--- START ---

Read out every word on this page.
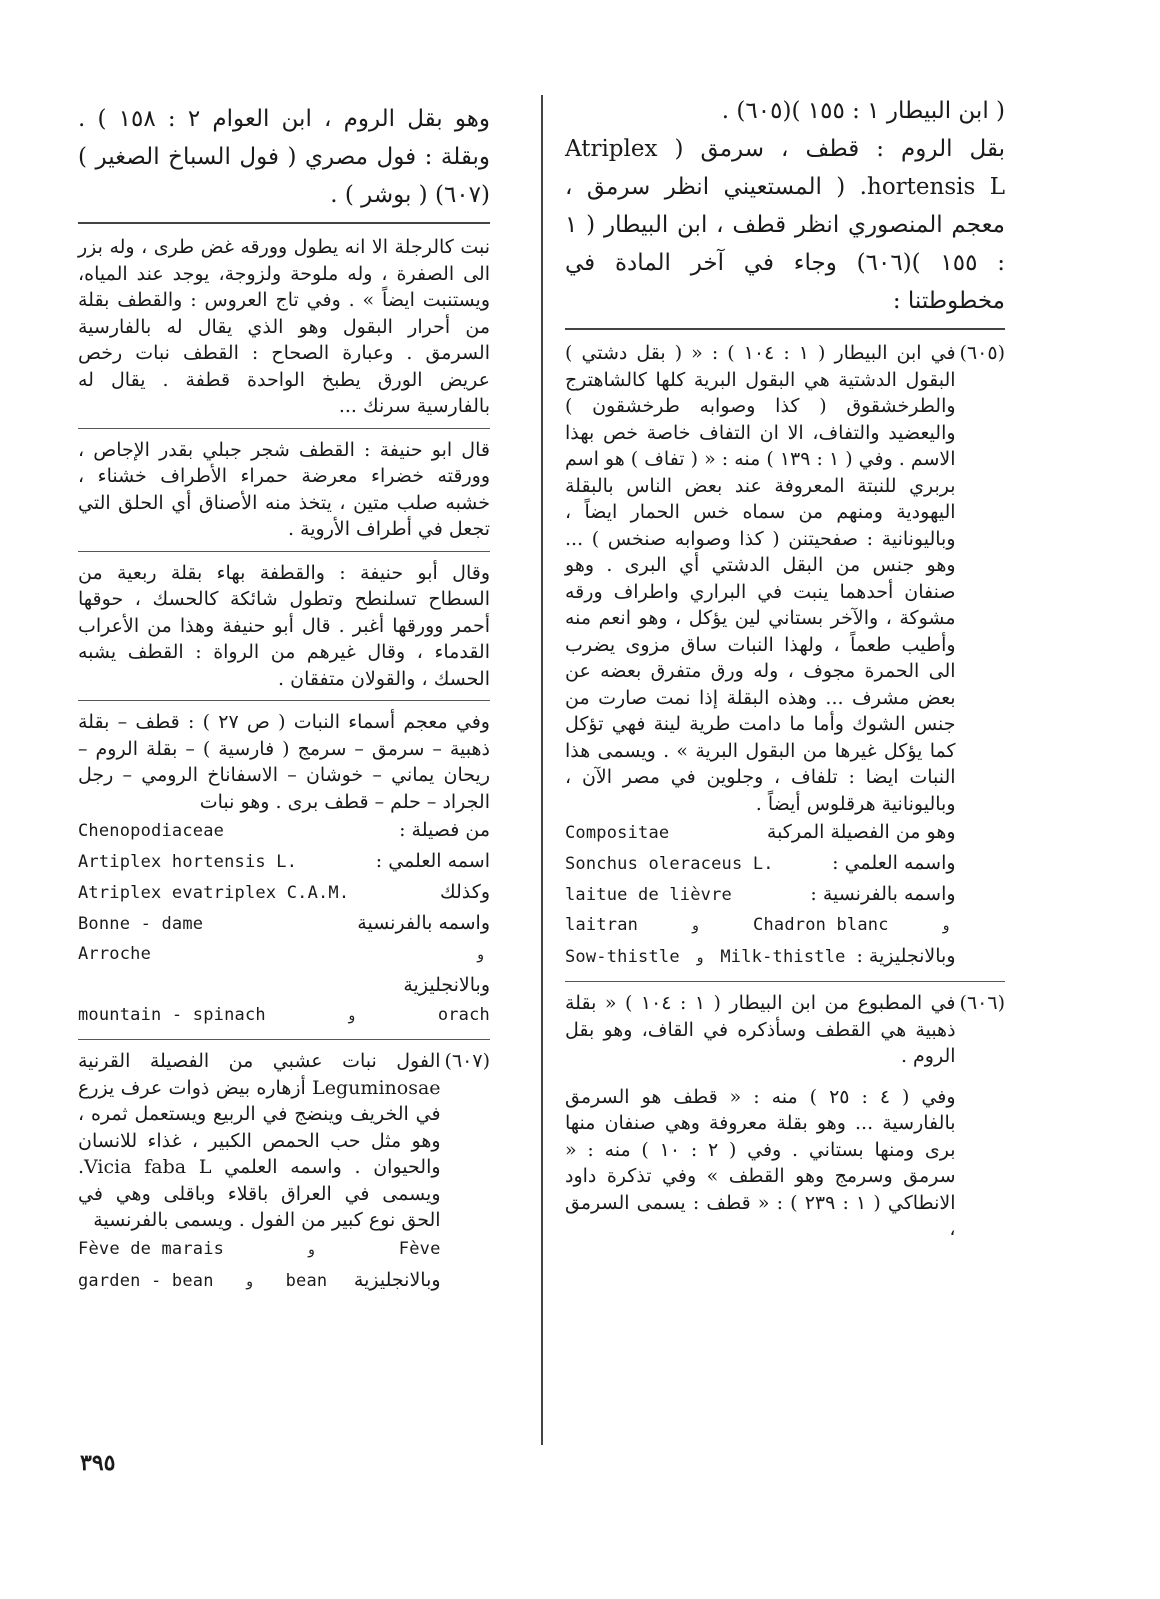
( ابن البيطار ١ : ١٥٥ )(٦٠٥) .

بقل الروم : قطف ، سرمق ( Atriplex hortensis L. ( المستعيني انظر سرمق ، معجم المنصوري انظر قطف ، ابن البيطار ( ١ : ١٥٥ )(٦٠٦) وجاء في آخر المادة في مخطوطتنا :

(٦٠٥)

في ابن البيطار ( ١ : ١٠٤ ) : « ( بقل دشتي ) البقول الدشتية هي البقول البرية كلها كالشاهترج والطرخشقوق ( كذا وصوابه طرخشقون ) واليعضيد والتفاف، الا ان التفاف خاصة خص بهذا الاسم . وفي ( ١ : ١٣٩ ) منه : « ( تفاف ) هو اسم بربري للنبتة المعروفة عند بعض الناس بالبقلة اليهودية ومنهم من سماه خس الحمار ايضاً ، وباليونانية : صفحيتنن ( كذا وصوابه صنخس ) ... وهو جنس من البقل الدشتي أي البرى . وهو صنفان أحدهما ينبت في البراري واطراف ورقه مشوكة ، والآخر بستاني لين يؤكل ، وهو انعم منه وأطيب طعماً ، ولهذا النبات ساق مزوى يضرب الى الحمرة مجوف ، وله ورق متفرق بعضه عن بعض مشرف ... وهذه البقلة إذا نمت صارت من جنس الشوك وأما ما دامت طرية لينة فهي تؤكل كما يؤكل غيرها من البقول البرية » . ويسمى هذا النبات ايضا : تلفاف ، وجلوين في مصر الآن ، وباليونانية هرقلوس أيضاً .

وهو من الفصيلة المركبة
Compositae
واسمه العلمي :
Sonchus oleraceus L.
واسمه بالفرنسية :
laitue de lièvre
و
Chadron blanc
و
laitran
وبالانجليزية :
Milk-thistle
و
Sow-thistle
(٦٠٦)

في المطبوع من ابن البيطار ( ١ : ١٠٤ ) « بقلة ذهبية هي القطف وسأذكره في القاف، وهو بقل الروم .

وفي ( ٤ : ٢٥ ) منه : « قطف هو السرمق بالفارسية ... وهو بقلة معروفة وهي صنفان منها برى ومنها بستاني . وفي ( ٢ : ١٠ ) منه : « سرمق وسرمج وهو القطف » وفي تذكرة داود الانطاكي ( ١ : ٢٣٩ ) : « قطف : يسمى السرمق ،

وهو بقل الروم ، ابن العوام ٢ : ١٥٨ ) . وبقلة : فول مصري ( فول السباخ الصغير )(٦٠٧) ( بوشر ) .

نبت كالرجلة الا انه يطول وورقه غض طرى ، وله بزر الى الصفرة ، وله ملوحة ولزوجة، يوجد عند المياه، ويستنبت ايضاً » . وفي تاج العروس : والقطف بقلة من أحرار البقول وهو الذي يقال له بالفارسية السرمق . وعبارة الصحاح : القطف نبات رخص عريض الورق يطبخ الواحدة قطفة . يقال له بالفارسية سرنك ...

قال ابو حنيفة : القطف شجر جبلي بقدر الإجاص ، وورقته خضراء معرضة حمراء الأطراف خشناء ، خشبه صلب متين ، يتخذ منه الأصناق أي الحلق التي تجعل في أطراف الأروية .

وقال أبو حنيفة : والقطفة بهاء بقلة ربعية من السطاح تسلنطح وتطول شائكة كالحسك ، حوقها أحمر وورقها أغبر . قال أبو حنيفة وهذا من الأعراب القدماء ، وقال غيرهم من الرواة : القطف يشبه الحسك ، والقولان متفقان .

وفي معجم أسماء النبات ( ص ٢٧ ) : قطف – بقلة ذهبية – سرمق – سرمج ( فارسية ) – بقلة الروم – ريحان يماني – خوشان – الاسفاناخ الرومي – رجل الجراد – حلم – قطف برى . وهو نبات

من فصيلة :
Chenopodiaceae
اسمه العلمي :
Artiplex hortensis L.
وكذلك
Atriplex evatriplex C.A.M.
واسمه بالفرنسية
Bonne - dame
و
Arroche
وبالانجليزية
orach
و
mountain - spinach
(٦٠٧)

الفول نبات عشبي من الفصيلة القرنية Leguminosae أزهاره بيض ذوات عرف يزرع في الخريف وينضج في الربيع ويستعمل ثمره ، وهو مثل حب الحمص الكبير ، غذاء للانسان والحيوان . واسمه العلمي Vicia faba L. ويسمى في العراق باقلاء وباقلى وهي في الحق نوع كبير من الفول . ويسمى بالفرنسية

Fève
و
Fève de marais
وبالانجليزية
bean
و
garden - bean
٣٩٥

--- END ---
--- START ---

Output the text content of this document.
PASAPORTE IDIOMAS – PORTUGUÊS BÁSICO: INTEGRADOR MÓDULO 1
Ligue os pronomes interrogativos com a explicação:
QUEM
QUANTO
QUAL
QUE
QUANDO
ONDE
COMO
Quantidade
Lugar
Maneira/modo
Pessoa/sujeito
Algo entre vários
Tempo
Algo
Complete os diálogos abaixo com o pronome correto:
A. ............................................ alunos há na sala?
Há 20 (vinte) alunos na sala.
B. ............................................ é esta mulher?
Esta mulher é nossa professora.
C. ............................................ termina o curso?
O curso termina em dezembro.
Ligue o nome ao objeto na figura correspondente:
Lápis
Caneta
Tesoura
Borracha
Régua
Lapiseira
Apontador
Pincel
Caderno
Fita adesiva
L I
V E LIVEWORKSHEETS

--- END ---
--- START ---

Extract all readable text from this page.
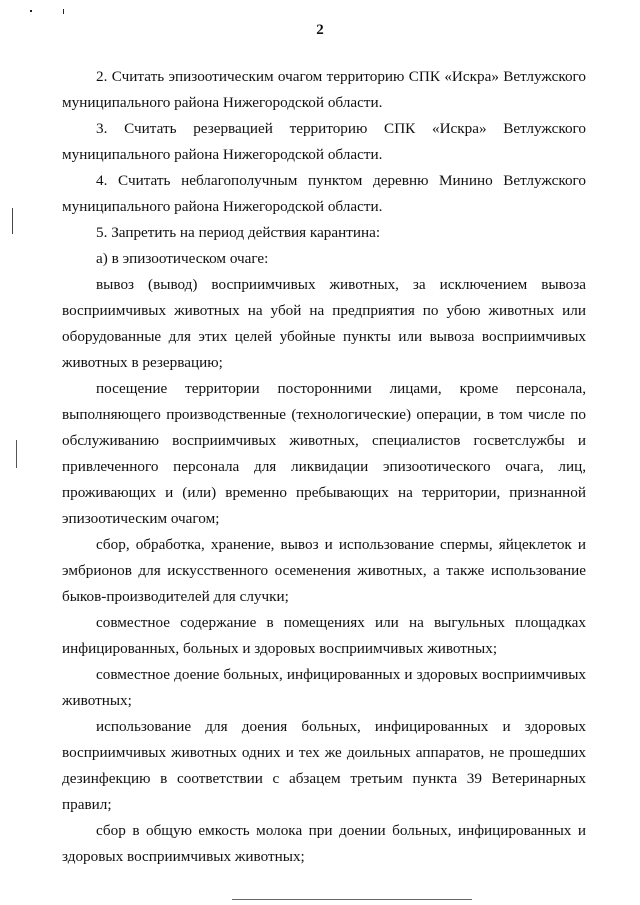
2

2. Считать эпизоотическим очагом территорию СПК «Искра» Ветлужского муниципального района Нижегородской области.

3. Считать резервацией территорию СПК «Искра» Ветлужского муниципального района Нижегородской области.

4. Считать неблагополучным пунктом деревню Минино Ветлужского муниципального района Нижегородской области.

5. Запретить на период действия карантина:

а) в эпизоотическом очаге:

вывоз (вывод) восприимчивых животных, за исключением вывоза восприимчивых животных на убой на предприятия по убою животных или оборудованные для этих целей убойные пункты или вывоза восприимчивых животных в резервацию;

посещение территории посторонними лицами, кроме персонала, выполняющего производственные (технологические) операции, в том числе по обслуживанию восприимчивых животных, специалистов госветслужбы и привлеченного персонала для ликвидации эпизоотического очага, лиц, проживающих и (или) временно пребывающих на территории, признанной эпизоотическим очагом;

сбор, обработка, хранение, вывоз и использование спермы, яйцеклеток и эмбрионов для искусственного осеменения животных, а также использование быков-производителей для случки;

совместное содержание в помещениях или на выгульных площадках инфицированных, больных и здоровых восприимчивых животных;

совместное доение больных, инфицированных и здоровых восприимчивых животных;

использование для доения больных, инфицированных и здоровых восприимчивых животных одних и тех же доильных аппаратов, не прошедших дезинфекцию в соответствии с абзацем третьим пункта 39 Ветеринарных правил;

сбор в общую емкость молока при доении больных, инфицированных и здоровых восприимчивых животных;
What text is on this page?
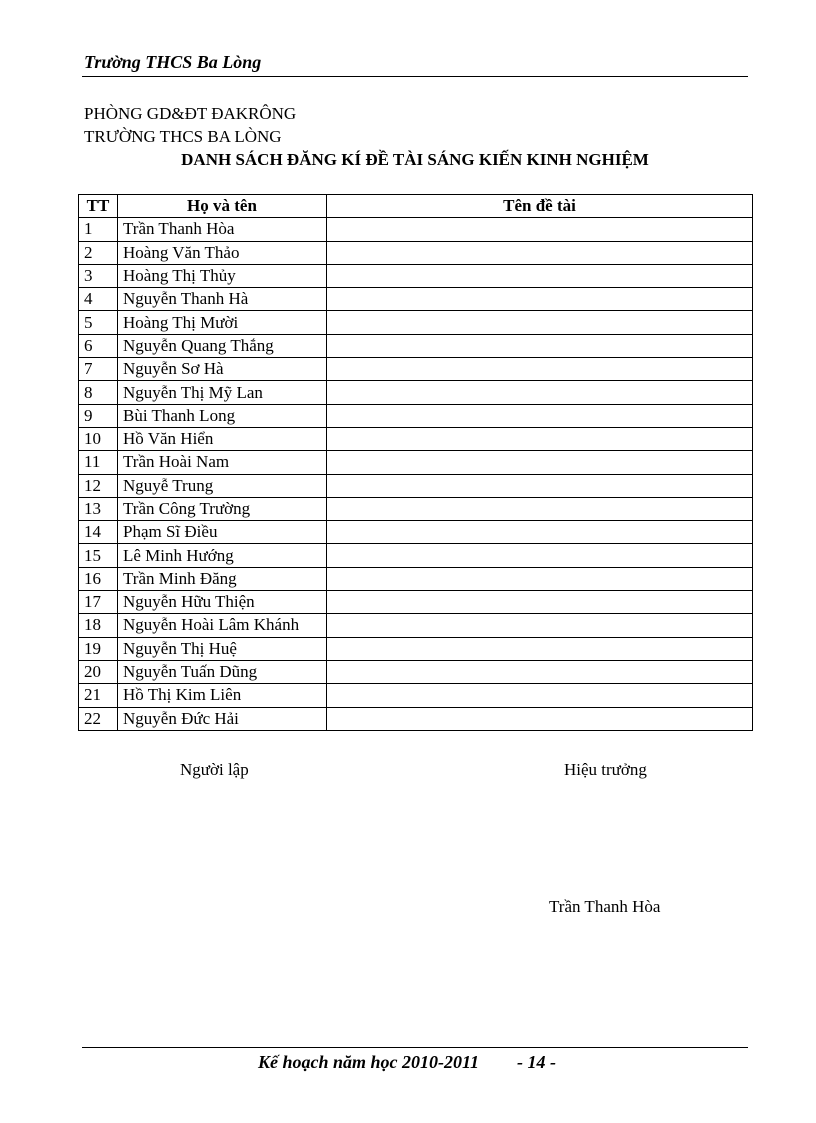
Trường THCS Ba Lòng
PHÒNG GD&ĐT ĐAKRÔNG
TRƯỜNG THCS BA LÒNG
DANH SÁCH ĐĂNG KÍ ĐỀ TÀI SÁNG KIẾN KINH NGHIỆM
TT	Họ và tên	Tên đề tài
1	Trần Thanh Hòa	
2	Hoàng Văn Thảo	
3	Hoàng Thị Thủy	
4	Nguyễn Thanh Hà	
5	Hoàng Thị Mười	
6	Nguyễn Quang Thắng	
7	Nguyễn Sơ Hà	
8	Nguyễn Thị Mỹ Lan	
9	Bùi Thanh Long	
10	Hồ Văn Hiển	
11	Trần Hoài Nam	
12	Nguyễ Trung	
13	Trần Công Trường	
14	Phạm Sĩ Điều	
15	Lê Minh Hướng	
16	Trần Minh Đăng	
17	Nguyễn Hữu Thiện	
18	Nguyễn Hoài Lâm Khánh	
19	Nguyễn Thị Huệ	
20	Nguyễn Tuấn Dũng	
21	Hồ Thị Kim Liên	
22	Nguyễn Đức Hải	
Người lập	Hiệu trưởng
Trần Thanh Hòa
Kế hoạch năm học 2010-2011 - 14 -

--- END ---

### [WHAT YOU NEED TO DO]
Which lines hold the word "территорию"? Copy every one of them.

### [OUTPUT BELOW]
2. Считать эпизоотическим очагом территорию СПК «Искра» Ветлужского муниципального района Нижегородской области.
3. Считать резервацией территорию СПК «Искра» Ветлужского муниципального района Нижегородской области.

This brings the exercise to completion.